* Task prompt:
Write out the complete material exactly as it stands.

* Records for this exercise:
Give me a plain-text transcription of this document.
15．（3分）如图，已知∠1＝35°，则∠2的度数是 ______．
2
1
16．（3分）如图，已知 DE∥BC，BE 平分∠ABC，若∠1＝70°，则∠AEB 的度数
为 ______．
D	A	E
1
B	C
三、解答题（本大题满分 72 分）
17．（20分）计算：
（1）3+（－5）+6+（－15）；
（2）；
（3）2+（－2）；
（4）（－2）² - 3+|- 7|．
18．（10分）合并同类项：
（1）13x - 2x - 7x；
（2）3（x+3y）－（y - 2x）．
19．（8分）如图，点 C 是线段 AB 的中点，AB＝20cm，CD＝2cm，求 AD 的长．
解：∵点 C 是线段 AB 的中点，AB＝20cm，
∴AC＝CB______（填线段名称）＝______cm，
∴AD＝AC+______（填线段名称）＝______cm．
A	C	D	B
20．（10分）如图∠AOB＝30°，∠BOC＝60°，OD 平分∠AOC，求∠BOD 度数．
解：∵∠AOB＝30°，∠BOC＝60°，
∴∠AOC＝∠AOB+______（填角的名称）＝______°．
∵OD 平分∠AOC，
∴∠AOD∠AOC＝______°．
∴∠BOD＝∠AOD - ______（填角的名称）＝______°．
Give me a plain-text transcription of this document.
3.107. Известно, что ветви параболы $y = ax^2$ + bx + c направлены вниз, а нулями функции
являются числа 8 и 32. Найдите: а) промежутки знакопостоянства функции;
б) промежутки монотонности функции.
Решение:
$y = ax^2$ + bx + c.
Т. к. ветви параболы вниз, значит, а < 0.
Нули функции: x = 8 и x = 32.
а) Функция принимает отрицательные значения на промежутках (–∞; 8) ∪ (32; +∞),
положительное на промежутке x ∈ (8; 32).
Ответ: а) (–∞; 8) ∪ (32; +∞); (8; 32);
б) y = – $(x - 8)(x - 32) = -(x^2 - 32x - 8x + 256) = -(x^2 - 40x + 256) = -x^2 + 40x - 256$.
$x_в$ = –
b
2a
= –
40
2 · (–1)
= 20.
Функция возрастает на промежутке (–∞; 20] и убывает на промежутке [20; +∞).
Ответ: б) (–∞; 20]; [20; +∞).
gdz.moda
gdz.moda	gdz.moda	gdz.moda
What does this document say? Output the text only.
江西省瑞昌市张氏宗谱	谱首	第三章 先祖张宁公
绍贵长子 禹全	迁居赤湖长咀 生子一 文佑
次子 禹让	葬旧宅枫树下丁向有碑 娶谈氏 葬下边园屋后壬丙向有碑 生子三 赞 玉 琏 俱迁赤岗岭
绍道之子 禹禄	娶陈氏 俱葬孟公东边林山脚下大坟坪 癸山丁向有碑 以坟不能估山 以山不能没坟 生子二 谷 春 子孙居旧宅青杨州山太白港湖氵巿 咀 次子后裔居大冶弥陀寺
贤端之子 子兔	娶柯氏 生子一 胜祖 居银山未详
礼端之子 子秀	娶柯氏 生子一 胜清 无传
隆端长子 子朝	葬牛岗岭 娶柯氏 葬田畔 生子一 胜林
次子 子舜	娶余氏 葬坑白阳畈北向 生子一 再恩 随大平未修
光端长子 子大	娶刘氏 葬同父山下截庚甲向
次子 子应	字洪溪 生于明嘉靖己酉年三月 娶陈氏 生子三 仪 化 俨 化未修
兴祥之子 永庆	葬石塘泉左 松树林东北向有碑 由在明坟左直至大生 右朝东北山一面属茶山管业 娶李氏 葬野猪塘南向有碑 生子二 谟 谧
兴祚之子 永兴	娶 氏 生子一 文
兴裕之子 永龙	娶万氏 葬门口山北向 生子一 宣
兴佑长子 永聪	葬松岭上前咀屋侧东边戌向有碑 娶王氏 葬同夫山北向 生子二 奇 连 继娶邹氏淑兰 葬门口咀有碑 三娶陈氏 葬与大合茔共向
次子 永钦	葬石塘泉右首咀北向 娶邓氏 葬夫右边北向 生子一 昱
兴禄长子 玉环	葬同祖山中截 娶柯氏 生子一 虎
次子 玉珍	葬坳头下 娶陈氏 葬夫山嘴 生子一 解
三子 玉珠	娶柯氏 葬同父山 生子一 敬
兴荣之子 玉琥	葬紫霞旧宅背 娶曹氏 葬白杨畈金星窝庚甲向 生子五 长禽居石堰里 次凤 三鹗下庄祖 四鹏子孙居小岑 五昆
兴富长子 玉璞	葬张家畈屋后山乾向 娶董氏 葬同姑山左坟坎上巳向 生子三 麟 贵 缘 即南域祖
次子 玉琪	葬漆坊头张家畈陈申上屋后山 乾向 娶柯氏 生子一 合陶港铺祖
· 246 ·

* Response to the exercise:
Give me a plain-text transcription of this document.
15．（3分）如图，已知∠1＝35°，则∠2的度数是 ______．
2
1
16．（3分）如图，已知 DE∥BC，BE 平分∠ABC，若∠1＝70°，则∠AEB 的度数
为 ______．
D	A	E
1
B	C
三、解答题（本大题满分 72 分）
17．（20分）计算：
（1）3+（－5）+6+（－15）；
（2）；
（3）2+（－2）；
（4）（－2）² - 3+|- 7|．
18．（10分）合并同类项：
（1）13x - 2x - 7x；
（2）3（x+3y）－（y - 2x）．
19．（8分）如图，点 C 是线段 AB 的中点，AB＝20cm，CD＝2cm，求 AD 的长．
解：∵点 C 是线段 AB 的中点，AB＝20cm，
∴AC＝CB______（填线段名称）＝______cm，
∴AD＝AC+______（填线段名称）＝______cm．
A	C	D	B
20．（10分）如图∠AOB＝30°，∠BOC＝60°，OD 平分∠AOC，求∠BOD 度数．
解：∵∠AOB＝30°，∠BOC＝60°，
∴∠AOC＝∠AOB+______（填角的名称）＝______°．
∵OD 平分∠AOC，
∴∠AOD∠AOC＝______°．
∴∠BOD＝∠AOD - ______（填角的名称）＝______°．
Give me a plain-text transcription of this document.
3.107. Известно, что ветви параболы $y = ax^2$ + bx + c направлены вниз, а нулями функции
являются числа 8 и 32. Найдите: а) промежутки знакопостоянства функции;
б) промежутки монотонности функции.
Решение:
$y = ax^2$ + bx + c.
Т. к. ветви параболы вниз, значит, а < 0.
Нули функции: x = 8 и x = 32.
а) Функция принимает отрицательные значения на промежутках (–∞; 8) ∪ (32; +∞),
положительное на промежутке x ∈ (8; 32).
Ответ: а) (–∞; 8) ∪ (32; +∞); (8; 32);
б) y = – $(x - 8)(x - 32) = -(x^2 - 32x - 8x + 256) = -(x^2 - 40x + 256) = -x^2 + 40x - 256$.
$x_в$ = –
b
2a
= –
40
2 · (–1)
= 20.
Функция возрастает на промежутке (–∞; 20] и убывает на промежутке [20; +∞).
Ответ: б) (–∞; 20]; [20; +∞).
gdz.moda
gdz.moda	gdz.moda	gdz.moda
What does this document say? Output the text only.
江西省瑞昌市张氏宗谱	谱首	第三章 先祖张宁公
绍贵长子 禹全	迁居赤湖长咀 生子一 文佑
次子 禹让	葬旧宅枫树下丁向有碑 娶谈氏 葬下边园屋后壬丙向有碑 生子三 赞 玉 琏 俱迁赤岗岭
绍道之子 禹禄	娶陈氏 俱葬孟公东边林山脚下大坟坪 癸山丁向有碑 以坟不能估山 以山不能没坟 生子二 谷 春 子孙居旧宅青杨州山太白港湖氵巿 咀 次子后裔居大冶弥陀寺
贤端之子 子兔	娶柯氏 生子一 胜祖 居银山未详
礼端之子 子秀	娶柯氏 生子一 胜清 无传
隆端长子 子朝	葬牛岗岭 娶柯氏 葬田畔 生子一 胜林
次子 子舜	娶余氏 葬坑白阳畈北向 生子一 再恩 随大平未修
光端长子 子大	娶刘氏 葬同父山下截庚甲向
次子 子应	字洪溪 生于明嘉靖己酉年三月 娶陈氏 生子三 仪 化 俨 化未修
兴祥之子 永庆	葬石塘泉左 松树林东北向有碑 由在明坟左直至大生 右朝东北山一面属茶山管业 娶李氏 葬野猪塘南向有碑 生子二 谟 谧
兴祚之子 永兴	娶 氏 生子一 文
兴裕之子 永龙	娶万氏 葬门口山北向 生子一 宣
兴佑长子 永聪	葬松岭上前咀屋侧东边戌向有碑 娶王氏 葬同夫山北向 生子二 奇 连 继娶邹氏淑兰 葬门口咀有碑 三娶陈氏 葬与大合茔共向
次子 永钦	葬石塘泉右首咀北向 娶邓氏 葬夫右边北向 生子一 昱
兴禄长子 玉环	葬同祖山中截 娶柯氏 生子一 虎
次子 玉珍	葬坳头下 娶陈氏 葬夫山嘴 生子一 解
三子 玉珠	娶柯氏 葬同父山 生子一 敬
兴荣之子 玉琥	葬紫霞旧宅背 娶曹氏 葬白杨畈金星窝庚甲向 生子五 长禽居石堰里 次凤 三鹗下庄祖 四鹏子孙居小岑 五昆
兴富长子 玉璞	葬张家畈屋后山乾向 娶董氏 葬同姑山左坟坎上巳向 生子三 麟 贵 缘 即南域祖
次子 玉琪	葬漆坊头张家畈陈申上屋后山 乾向 娶柯氏 生子一 合陶港铺祖
· 246 ·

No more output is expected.